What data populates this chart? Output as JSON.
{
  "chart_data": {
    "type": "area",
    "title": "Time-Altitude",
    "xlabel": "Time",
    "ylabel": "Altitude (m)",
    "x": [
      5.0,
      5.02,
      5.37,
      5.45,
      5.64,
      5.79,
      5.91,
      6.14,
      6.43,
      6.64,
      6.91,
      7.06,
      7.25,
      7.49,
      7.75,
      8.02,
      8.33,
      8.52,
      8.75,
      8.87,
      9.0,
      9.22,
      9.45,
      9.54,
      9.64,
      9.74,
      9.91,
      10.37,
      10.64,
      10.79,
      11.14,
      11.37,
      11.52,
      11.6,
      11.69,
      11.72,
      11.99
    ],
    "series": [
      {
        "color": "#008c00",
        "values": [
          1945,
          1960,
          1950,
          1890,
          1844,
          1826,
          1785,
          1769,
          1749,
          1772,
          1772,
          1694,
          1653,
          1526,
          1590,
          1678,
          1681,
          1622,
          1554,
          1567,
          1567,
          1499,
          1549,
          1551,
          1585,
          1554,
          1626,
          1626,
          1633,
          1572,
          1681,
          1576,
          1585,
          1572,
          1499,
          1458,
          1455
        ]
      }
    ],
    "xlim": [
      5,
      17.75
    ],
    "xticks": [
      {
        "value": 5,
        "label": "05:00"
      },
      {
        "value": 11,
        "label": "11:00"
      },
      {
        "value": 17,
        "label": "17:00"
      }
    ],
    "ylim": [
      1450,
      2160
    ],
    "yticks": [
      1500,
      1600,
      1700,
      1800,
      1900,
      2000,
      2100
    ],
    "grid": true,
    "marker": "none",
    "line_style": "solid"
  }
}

::::::::::

Print the material once more, exactly.

What data populates this chart? Output as JSON.
{
  "chart_data": {
    "type": "area",
    "title": "Time-Altitude",
    "xlabel": "Time",
    "ylabel": "Altitude (m)",
    "x": [
      5.0,
      5.02,
      5.37,
      5.45,
      5.64,
      5.79,
      5.91,
      6.14,
      6.43,
      6.64,
      6.91,
      7.06,
      7.25,
      7.49,
      7.75,
      8.02,
      8.33,
      8.52,
      8.75,
      8.87,
      9.0,
      9.22,
      9.45,
      9.54,
      9.64,
      9.74,
      9.91,
      10.37,
      10.64,
      10.79,
      11.14,
      11.37,
      11.52,
      11.6,
      11.69,
      11.72,
      11.99
    ],
    "series": [
      {
        "color": "#008c00",
        "values": [
          1945,
          1960,
          1950,
          1890,
          1844,
          1826,
          1785,
          1769,
          1749,
          1772,
          1772,
          1694,
          1653,
          1526,
          1590,
          1678,
          1681,
          1622,
          1554,
          1567,
          1567,
          1499,
          1549,
          1551,
          1585,
          1554,
          1626,
          1626,
          1633,
          1572,
          1681,
          1576,
          1585,
          1572,
          1499,
          1458,
          1455
        ]
      }
    ],
    "xlim": [
      5,
      17.75
    ],
    "xticks": [
      {
        "value": 5,
        "label": "05:00"
      },
      {
        "value": 11,
        "label": "11:00"
      },
      {
        "value": 17,
        "label": "17:00"
      }
    ],
    "ylim": [
      1450,
      2160
    ],
    "yticks": [
      1500,
      1600,
      1700,
      1800,
      1900,
      2000,
      2100
    ],
    "grid": true,
    "marker": "none",
    "line_style": "solid"
  }
}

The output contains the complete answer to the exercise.